Print every line of the listing exactly, please.
-- -- --
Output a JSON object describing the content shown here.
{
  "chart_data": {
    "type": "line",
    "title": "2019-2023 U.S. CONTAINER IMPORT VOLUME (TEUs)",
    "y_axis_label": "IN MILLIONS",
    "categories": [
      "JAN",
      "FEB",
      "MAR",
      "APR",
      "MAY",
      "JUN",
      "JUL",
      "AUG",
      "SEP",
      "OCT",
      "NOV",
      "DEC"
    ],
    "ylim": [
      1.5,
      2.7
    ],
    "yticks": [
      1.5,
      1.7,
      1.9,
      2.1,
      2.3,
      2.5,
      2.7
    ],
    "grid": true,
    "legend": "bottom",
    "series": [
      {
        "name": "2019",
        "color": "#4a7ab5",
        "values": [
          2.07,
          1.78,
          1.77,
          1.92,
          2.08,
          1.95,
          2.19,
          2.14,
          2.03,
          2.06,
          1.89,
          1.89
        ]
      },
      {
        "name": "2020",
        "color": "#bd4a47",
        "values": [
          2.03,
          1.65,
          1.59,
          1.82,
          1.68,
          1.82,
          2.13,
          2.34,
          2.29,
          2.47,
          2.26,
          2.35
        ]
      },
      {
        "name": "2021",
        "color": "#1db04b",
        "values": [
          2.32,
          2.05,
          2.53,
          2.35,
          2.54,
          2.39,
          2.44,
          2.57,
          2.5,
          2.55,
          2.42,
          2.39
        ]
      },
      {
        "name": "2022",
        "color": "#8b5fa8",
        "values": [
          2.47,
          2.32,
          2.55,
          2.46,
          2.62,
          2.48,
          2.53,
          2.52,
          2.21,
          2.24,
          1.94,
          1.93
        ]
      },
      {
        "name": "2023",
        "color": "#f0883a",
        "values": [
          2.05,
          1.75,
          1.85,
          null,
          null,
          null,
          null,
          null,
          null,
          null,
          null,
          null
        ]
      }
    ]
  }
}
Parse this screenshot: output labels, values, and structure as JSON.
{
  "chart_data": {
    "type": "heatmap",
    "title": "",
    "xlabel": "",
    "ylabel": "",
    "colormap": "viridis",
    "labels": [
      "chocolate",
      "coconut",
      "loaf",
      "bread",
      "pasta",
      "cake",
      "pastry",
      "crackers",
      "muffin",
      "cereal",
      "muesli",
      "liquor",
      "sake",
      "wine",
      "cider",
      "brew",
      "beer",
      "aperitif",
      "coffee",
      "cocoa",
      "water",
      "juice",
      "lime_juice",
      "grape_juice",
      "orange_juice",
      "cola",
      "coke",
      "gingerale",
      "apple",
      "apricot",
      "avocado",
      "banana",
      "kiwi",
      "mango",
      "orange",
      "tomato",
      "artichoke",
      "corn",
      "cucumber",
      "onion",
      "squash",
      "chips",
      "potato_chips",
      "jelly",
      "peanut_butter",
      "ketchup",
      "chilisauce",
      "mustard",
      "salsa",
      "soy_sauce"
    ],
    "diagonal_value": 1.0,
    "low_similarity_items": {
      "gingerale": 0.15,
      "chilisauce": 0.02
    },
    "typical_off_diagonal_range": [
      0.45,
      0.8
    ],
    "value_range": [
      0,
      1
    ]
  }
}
-- -- --
Solution —
Output a JSON object describing the content shown here.
{
  "chart_data": {
    "type": "line",
    "title": "2019-2023 U.S. CONTAINER IMPORT VOLUME (TEUs)",
    "y_axis_label": "IN MILLIONS",
    "categories": [
      "JAN",
      "FEB",
      "MAR",
      "APR",
      "MAY",
      "JUN",
      "JUL",
      "AUG",
      "SEP",
      "OCT",
      "NOV",
      "DEC"
    ],
    "ylim": [
      1.5,
      2.7
    ],
    "yticks": [
      1.5,
      1.7,
      1.9,
      2.1,
      2.3,
      2.5,
      2.7
    ],
    "grid": true,
    "legend": "bottom",
    "series": [
      {
        "name": "2019",
        "color": "#4a7ab5",
        "values": [
          2.07,
          1.78,
          1.77,
          1.92,
          2.08,
          1.95,
          2.19,
          2.14,
          2.03,
          2.06,
          1.89,
          1.89
        ]
      },
      {
        "name": "2020",
        "color": "#bd4a47",
        "values": [
          2.03,
          1.65,
          1.59,
          1.82,
          1.68,
          1.82,
          2.13,
          2.34,
          2.29,
          2.47,
          2.26,
          2.35
        ]
      },
      {
        "name": "2021",
        "color": "#1db04b",
        "values": [
          2.32,
          2.05,
          2.53,
          2.35,
          2.54,
          2.39,
          2.44,
          2.57,
          2.5,
          2.55,
          2.42,
          2.39
        ]
      },
      {
        "name": "2022",
        "color": "#8b5fa8",
        "values": [
          2.47,
          2.32,
          2.55,
          2.46,
          2.62,
          2.48,
          2.53,
          2.52,
          2.21,
          2.24,
          1.94,
          1.93
        ]
      },
      {
        "name": "2023",
        "color": "#f0883a",
        "values": [
          2.05,
          1.75,
          1.85,
          null,
          null,
          null,
          null,
          null,
          null,
          null,
          null,
          null
        ]
      }
    ]
  }
}
Parse this screenshot: output labels, values, and structure as JSON.
{
  "chart_data": {
    "type": "heatmap",
    "title": "",
    "xlabel": "",
    "ylabel": "",
    "colormap": "viridis",
    "labels": [
      "chocolate",
      "coconut",
      "loaf",
      "bread",
      "pasta",
      "cake",
      "pastry",
      "crackers",
      "muffin",
      "cereal",
      "muesli",
      "liquor",
      "sake",
      "wine",
      "cider",
      "brew",
      "beer",
      "aperitif",
      "coffee",
      "cocoa",
      "water",
      "juice",
      "lime_juice",
      "grape_juice",
      "orange_juice",
      "cola",
      "coke",
      "gingerale",
      "apple",
      "apricot",
      "avocado",
      "banana",
      "kiwi",
      "mango",
      "orange",
      "tomato",
      "artichoke",
      "corn",
      "cucumber",
      "onion",
      "squash",
      "chips",
      "potato_chips",
      "jelly",
      "peanut_butter",
      "ketchup",
      "chilisauce",
      "mustard",
      "salsa",
      "soy_sauce"
    ],
    "diagonal_value": 1.0,
    "low_similarity_items": {
      "gingerale": 0.15,
      "chilisauce": 0.02
    },
    "typical_off_diagonal_range": [
      0.45,
      0.8
    ],
    "value_range": [
      0,
      1
    ]
  }
}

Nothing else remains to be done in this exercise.